- _Direction_:
Identify each row below that contains the string "교육기간", matching case exactly, and copy those rows in full.

::: The records :::

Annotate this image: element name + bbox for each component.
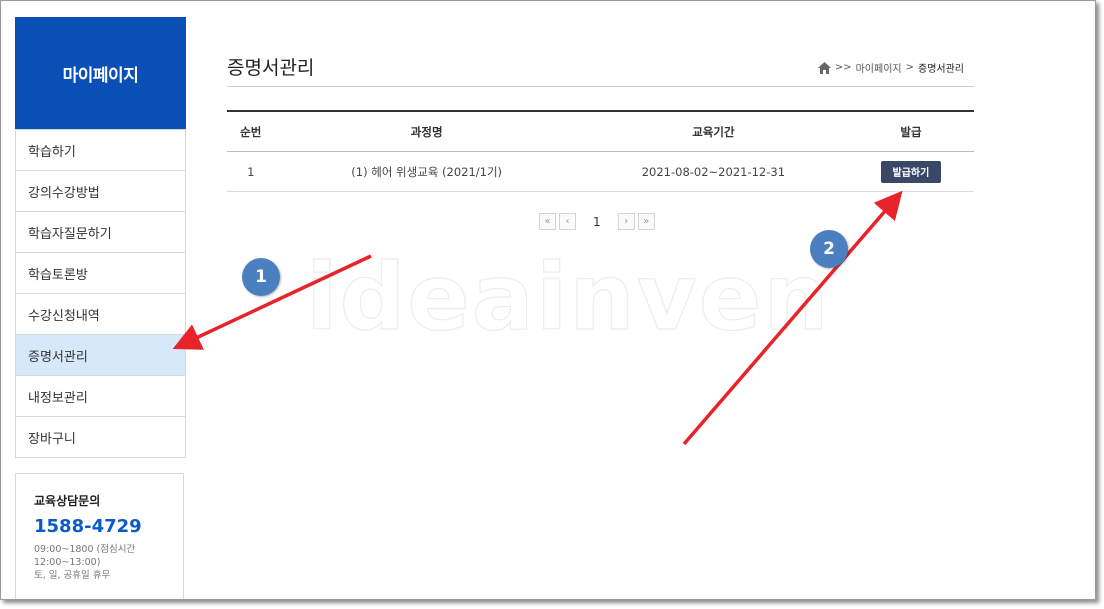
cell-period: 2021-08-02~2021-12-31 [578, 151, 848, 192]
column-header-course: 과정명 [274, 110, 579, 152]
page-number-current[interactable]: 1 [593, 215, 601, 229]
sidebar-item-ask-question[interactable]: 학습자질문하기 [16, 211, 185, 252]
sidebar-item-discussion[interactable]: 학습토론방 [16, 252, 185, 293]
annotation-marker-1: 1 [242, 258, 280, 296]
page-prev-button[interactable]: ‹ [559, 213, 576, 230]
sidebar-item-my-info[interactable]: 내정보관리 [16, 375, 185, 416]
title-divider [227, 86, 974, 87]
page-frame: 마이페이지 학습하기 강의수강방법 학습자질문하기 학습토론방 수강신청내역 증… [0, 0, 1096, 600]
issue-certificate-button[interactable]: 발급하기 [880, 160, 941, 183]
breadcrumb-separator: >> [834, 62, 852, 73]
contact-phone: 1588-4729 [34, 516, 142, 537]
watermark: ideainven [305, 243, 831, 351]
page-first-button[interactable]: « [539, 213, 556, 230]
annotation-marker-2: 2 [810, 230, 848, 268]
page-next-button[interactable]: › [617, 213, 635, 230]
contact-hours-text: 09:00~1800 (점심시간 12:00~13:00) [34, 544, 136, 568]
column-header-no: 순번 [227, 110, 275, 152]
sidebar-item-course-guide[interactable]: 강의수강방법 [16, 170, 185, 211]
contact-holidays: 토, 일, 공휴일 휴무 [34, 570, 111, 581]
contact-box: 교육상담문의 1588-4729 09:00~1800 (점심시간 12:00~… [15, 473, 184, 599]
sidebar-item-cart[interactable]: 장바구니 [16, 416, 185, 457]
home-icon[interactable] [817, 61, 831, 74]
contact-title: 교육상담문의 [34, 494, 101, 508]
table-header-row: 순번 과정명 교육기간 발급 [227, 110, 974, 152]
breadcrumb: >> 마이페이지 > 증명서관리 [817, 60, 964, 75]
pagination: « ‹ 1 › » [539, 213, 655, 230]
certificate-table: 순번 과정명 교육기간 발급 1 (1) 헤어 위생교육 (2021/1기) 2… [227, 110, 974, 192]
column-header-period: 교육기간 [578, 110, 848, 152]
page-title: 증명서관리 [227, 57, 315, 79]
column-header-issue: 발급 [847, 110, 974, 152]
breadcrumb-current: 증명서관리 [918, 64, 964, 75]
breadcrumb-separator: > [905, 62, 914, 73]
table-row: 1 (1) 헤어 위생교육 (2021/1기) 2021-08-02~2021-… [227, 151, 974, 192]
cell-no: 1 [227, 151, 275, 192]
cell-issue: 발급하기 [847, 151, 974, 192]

:::

- _Final result_:
table-header-row: 순번 과정명 교육기간 발급 [227, 110, 974, 152]
certificate-table: 순번 과정명 교육기간 발급 1 (1) 헤어 위생교육 (2021/1기) 2… [227, 110, 974, 192]
column-header-period: 교육기간 [578, 110, 848, 152]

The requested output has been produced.